__Stated problem__: Locate every line in the material below that has the word "quoctuan". Copy each of those lines.

__Input for this task__:
* start *
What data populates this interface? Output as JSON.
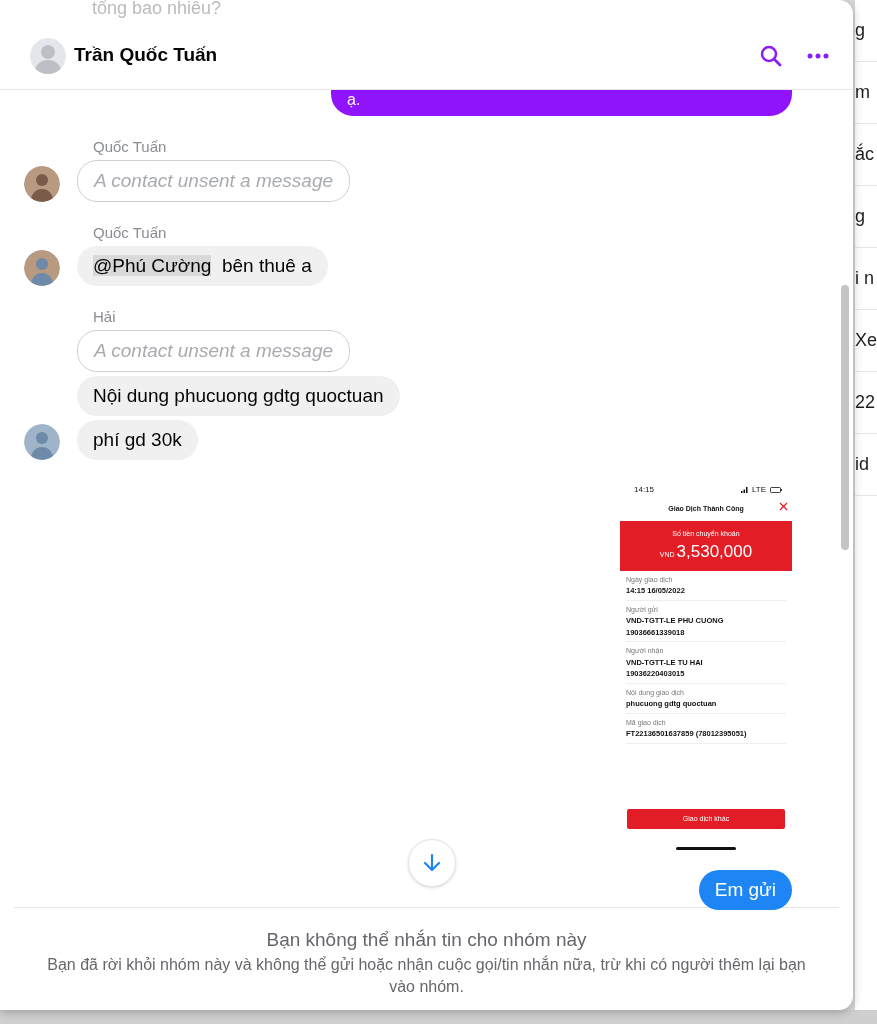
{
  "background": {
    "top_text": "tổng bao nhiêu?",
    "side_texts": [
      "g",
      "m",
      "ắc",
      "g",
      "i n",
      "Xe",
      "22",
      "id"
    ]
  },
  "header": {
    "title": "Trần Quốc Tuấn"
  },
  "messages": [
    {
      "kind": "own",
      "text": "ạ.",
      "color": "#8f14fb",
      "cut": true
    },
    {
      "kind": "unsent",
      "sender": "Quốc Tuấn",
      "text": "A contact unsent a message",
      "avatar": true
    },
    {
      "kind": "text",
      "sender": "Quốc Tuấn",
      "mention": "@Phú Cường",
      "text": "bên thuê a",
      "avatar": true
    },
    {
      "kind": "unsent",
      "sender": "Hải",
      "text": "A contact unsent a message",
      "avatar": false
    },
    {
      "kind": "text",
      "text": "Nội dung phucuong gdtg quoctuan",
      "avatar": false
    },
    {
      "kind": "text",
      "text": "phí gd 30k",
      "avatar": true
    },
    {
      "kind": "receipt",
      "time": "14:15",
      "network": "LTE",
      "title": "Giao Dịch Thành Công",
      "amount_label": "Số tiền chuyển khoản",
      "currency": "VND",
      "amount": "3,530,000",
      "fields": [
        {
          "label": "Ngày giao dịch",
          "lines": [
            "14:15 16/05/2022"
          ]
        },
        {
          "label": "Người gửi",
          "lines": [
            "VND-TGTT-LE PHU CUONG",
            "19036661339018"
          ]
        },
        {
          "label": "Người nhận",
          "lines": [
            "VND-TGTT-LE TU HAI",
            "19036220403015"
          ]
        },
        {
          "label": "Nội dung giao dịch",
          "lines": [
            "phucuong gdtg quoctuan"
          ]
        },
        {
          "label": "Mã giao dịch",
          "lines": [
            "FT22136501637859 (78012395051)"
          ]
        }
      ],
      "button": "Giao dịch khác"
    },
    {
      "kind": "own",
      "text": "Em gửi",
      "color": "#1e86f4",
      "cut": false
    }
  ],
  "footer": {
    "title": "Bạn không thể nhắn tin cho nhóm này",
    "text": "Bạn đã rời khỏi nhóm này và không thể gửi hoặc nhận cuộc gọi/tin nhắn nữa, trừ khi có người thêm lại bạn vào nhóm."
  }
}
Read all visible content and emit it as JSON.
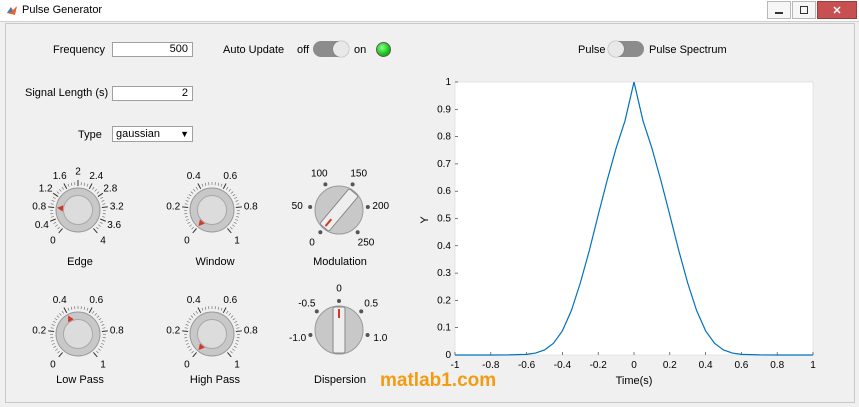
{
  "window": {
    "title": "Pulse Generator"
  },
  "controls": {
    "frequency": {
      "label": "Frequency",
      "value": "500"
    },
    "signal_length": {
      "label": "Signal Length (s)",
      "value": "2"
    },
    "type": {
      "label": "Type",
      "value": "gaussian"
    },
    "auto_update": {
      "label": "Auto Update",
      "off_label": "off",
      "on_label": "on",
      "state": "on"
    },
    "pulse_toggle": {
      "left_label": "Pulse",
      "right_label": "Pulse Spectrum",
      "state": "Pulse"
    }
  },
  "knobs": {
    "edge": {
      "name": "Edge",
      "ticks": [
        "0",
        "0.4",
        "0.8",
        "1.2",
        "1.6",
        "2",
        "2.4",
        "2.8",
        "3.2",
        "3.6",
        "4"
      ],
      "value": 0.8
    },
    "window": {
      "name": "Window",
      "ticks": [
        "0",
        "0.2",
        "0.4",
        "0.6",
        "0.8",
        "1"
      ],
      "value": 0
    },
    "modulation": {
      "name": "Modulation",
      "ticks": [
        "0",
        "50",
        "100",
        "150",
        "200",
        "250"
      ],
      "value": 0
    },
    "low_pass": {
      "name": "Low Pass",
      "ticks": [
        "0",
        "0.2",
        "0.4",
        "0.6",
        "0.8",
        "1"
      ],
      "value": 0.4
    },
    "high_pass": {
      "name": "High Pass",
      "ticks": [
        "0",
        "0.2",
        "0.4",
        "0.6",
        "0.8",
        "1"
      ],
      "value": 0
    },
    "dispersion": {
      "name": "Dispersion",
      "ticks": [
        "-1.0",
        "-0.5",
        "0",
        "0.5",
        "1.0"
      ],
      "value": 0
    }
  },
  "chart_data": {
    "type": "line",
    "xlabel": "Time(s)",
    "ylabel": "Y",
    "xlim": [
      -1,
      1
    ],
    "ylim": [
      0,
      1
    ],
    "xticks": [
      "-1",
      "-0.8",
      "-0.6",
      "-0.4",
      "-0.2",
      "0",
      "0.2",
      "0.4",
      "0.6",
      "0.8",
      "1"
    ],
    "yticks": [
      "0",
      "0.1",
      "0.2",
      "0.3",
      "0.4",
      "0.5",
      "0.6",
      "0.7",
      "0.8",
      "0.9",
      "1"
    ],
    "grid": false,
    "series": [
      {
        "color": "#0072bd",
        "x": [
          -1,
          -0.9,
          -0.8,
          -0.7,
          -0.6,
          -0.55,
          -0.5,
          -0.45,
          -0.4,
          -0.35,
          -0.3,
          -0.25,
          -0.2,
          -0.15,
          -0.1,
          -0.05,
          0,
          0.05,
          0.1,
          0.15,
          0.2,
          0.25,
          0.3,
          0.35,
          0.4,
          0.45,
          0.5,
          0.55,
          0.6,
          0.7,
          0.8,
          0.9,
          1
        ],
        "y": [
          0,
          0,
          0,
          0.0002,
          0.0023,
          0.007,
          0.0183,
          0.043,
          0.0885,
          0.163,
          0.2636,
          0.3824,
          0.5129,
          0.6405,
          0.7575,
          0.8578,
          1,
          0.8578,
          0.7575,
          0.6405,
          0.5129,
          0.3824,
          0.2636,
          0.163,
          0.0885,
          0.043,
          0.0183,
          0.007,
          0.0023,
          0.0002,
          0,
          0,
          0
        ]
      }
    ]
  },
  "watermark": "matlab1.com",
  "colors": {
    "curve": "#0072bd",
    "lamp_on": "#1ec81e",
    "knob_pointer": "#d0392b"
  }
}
* end *
* start *
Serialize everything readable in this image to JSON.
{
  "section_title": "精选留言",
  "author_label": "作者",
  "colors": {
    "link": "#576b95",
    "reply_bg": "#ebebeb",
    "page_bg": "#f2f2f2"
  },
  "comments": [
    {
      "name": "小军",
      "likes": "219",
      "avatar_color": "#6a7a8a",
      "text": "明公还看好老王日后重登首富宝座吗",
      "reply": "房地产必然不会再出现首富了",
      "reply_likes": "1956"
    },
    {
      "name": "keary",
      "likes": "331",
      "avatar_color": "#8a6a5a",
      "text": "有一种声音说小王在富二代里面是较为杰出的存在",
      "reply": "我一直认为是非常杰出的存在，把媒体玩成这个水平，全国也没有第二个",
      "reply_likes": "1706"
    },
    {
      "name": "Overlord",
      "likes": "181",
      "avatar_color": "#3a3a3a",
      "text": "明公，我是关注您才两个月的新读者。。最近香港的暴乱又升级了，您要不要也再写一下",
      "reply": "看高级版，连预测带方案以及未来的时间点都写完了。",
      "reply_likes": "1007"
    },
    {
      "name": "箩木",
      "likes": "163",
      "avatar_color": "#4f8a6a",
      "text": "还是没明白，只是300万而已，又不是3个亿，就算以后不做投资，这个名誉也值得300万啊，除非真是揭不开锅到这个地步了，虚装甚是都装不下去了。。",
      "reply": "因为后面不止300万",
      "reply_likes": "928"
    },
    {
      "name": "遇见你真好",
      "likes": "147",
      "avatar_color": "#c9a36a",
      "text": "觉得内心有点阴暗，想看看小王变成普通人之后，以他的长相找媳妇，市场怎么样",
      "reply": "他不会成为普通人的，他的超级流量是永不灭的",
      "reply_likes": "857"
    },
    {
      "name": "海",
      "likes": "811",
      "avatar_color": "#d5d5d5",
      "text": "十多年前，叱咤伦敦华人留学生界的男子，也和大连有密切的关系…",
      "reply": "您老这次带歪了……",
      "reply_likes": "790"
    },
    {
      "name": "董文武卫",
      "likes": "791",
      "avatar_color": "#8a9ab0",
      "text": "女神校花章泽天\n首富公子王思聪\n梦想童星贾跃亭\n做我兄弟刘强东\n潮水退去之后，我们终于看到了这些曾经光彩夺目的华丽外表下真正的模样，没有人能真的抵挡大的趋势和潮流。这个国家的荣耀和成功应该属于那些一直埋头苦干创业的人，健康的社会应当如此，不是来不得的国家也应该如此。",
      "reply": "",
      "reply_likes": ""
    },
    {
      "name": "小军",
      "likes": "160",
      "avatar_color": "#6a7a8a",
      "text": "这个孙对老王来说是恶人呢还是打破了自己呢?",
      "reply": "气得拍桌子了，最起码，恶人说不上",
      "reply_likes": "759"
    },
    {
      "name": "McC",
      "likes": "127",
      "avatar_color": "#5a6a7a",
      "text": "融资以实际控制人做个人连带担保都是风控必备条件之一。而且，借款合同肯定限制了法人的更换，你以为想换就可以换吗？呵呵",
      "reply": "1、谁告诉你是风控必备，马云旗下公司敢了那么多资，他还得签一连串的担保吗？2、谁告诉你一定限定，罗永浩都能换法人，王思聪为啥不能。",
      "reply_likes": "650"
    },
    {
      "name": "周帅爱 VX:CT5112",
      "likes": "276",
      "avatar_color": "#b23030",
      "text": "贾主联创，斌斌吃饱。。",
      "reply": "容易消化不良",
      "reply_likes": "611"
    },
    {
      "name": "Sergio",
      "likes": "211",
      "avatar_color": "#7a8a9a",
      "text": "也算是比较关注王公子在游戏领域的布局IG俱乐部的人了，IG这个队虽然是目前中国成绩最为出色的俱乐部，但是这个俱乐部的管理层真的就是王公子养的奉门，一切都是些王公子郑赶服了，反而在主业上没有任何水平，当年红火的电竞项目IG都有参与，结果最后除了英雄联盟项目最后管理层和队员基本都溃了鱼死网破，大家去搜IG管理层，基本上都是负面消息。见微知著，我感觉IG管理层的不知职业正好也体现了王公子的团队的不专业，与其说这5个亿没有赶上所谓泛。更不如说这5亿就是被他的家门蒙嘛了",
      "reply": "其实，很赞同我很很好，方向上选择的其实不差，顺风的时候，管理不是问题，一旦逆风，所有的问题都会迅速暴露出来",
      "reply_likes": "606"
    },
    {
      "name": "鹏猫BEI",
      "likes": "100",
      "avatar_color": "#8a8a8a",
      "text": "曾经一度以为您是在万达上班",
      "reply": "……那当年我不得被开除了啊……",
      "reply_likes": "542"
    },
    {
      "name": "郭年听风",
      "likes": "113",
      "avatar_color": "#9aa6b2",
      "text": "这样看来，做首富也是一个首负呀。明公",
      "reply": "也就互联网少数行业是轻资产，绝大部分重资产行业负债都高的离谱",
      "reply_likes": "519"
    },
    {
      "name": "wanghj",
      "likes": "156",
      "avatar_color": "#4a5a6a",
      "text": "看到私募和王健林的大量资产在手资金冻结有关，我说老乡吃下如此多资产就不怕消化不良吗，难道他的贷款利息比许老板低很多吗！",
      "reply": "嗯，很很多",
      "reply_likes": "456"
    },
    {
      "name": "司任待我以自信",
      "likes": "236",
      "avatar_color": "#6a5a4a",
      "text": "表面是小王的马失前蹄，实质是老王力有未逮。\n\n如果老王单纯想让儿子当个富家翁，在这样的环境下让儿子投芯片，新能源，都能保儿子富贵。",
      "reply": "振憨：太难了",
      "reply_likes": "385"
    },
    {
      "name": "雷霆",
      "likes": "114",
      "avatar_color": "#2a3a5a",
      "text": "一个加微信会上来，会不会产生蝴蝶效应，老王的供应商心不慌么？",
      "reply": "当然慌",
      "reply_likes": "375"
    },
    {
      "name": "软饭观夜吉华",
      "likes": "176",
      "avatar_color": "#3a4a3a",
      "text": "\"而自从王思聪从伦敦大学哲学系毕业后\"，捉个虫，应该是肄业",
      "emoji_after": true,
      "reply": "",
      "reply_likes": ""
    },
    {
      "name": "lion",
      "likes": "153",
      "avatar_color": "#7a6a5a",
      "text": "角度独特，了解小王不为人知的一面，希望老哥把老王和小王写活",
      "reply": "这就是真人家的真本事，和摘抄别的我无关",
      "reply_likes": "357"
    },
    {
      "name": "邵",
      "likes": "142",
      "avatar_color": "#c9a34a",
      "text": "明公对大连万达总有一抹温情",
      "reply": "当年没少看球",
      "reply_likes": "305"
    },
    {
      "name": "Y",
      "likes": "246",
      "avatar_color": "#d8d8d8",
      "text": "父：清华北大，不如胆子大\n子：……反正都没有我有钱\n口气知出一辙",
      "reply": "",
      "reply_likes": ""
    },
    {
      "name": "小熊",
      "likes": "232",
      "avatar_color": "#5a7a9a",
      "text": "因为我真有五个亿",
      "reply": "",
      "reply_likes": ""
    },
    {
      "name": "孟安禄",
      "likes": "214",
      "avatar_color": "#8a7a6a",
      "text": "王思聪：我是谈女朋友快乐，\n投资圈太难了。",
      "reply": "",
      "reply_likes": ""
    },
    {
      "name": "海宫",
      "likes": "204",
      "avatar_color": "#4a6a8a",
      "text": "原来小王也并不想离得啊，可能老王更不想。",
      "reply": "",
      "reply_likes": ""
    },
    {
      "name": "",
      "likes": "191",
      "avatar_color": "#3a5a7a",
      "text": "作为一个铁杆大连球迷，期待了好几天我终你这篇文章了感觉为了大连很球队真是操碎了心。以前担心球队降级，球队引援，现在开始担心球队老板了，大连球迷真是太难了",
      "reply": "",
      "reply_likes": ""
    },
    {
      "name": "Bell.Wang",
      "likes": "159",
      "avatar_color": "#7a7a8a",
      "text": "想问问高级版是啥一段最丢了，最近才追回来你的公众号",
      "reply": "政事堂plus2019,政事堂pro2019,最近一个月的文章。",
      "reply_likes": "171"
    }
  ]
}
* end *
__Solution__:
      "text": "Nội dung phucuong gdtg quoctuan",
            "phucuong gdtg quoctuan"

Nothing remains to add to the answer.